_Dataset_.

"""

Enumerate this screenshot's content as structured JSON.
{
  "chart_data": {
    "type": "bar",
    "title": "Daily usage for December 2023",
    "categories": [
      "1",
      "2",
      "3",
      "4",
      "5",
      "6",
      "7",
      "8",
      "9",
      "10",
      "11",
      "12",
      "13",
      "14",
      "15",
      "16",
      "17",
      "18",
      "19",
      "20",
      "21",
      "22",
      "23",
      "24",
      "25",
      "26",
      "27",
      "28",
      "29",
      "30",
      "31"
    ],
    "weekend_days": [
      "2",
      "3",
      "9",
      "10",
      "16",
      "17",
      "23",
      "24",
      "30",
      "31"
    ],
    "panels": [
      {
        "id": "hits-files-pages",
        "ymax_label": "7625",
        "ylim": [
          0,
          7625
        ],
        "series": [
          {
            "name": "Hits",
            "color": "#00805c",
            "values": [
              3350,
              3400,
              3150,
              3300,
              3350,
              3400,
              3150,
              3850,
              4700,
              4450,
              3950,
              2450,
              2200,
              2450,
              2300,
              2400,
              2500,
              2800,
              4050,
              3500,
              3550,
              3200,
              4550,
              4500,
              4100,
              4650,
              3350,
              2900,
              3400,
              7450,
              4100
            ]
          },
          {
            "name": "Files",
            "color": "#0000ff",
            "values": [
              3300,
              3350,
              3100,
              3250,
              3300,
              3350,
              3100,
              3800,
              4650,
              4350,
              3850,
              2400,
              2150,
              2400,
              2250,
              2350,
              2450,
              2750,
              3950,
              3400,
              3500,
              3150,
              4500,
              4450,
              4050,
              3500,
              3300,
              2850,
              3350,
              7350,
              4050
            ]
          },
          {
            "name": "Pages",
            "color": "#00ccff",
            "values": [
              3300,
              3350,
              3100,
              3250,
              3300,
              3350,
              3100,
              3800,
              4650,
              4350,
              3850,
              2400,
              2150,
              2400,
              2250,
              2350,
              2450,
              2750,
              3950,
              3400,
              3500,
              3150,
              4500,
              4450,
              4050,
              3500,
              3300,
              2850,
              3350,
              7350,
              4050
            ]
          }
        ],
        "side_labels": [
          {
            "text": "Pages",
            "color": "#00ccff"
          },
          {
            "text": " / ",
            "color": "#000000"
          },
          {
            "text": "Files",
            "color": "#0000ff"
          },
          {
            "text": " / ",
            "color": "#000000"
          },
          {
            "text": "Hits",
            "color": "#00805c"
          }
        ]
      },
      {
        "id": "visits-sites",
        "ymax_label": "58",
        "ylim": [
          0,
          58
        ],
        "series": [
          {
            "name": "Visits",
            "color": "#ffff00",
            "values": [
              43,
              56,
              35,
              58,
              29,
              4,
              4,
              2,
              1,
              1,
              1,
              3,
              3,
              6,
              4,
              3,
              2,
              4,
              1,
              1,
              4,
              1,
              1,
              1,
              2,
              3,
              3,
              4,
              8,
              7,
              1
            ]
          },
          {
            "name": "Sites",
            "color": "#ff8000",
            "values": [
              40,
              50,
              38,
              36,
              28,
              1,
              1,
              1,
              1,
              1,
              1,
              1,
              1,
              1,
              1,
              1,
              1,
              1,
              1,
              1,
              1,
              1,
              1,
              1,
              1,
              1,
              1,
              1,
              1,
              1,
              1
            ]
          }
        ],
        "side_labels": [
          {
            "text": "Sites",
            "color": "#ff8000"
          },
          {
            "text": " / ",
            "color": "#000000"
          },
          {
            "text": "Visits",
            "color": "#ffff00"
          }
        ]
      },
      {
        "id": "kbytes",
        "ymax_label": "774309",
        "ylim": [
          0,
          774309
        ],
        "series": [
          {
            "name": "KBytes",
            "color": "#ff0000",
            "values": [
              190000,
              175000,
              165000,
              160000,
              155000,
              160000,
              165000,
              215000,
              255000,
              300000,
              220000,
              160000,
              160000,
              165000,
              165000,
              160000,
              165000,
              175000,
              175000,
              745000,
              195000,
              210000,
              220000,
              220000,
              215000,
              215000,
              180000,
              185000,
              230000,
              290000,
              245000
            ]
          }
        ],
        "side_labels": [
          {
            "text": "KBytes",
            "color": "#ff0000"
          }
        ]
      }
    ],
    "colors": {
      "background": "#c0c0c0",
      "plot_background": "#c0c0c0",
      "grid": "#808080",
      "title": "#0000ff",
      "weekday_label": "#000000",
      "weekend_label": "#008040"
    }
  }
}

"""

_Problem statement_. From the first line to the last, retype the data exactly.

_The answer_.
Enumerate this screenshot's content as structured JSON.
{
  "chart_data": {
    "type": "bar",
    "title": "Daily usage for December 2023",
    "categories": [
      "1",
      "2",
      "3",
      "4",
      "5",
      "6",
      "7",
      "8",
      "9",
      "10",
      "11",
      "12",
      "13",
      "14",
      "15",
      "16",
      "17",
      "18",
      "19",
      "20",
      "21",
      "22",
      "23",
      "24",
      "25",
      "26",
      "27",
      "28",
      "29",
      "30",
      "31"
    ],
    "weekend_days": [
      "2",
      "3",
      "9",
      "10",
      "16",
      "17",
      "23",
      "24",
      "30",
      "31"
    ],
    "panels": [
      {
        "id": "hits-files-pages",
        "ymax_label": "7625",
        "ylim": [
          0,
          7625
        ],
        "series": [
          {
            "name": "Hits",
            "color": "#00805c",
            "values": [
              3350,
              3400,
              3150,
              3300,
              3350,
              3400,
              3150,
              3850,
              4700,
              4450,
              3950,
              2450,
              2200,
              2450,
              2300,
              2400,
              2500,
              2800,
              4050,
              3500,
              3550,
              3200,
              4550,
              4500,
              4100,
              4650,
              3350,
              2900,
              3400,
              7450,
              4100
            ]
          },
          {
            "name": "Files",
            "color": "#0000ff",
            "values": [
              3300,
              3350,
              3100,
              3250,
              3300,
              3350,
              3100,
              3800,
              4650,
              4350,
              3850,
              2400,
              2150,
              2400,
              2250,
              2350,
              2450,
              2750,
              3950,
              3400,
              3500,
              3150,
              4500,
              4450,
              4050,
              3500,
              3300,
              2850,
              3350,
              7350,
              4050
            ]
          },
          {
            "name": "Pages",
            "color": "#00ccff",
            "values": [
              3300,
              3350,
              3100,
              3250,
              3300,
              3350,
              3100,
              3800,
              4650,
              4350,
              3850,
              2400,
              2150,
              2400,
              2250,
              2350,
              2450,
              2750,
              3950,
              3400,
              3500,
              3150,
              4500,
              4450,
              4050,
              3500,
              3300,
              2850,
              3350,
              7350,
              4050
            ]
          }
        ],
        "side_labels": [
          {
            "text": "Pages",
            "color": "#00ccff"
          },
          {
            "text": " / ",
            "color": "#000000"
          },
          {
            "text": "Files",
            "color": "#0000ff"
          },
          {
            "text": " / ",
            "color": "#000000"
          },
          {
            "text": "Hits",
            "color": "#00805c"
          }
        ]
      },
      {
        "id": "visits-sites",
        "ymax_label": "58",
        "ylim": [
          0,
          58
        ],
        "series": [
          {
            "name": "Visits",
            "color": "#ffff00",
            "values": [
              43,
              56,
              35,
              58,
              29,
              4,
              4,
              2,
              1,
              1,
              1,
              3,
              3,
              6,
              4,
              3,
              2,
              4,
              1,
              1,
              4,
              1,
              1,
              1,
              2,
              3,
              3,
              4,
              8,
              7,
              1
            ]
          },
          {
            "name": "Sites",
            "color": "#ff8000",
            "values": [
              40,
              50,
              38,
              36,
              28,
              1,
              1,
              1,
              1,
              1,
              1,
              1,
              1,
              1,
              1,
              1,
              1,
              1,
              1,
              1,
              1,
              1,
              1,
              1,
              1,
              1,
              1,
              1,
              1,
              1,
              1
            ]
          }
        ],
        "side_labels": [
          {
            "text": "Sites",
            "color": "#ff8000"
          },
          {
            "text": " / ",
            "color": "#000000"
          },
          {
            "text": "Visits",
            "color": "#ffff00"
          }
        ]
      },
      {
        "id": "kbytes",
        "ymax_label": "774309",
        "ylim": [
          0,
          774309
        ],
        "series": [
          {
            "name": "KBytes",
            "color": "#ff0000",
            "values": [
              190000,
              175000,
              165000,
              160000,
              155000,
              160000,
              165000,
              215000,
              255000,
              300000,
              220000,
              160000,
              160000,
              165000,
              165000,
              160000,
              165000,
              175000,
              175000,
              745000,
              195000,
              210000,
              220000,
              220000,
              215000,
              215000,
              180000,
              185000,
              230000,
              290000,
              245000
            ]
          }
        ],
        "side_labels": [
          {
            "text": "KBytes",
            "color": "#ff0000"
          }
        ]
      }
    ],
    "colors": {
      "background": "#c0c0c0",
      "plot_background": "#c0c0c0",
      "grid": "#808080",
      "title": "#0000ff",
      "weekday_label": "#000000",
      "weekend_label": "#008040"
    }
  }
}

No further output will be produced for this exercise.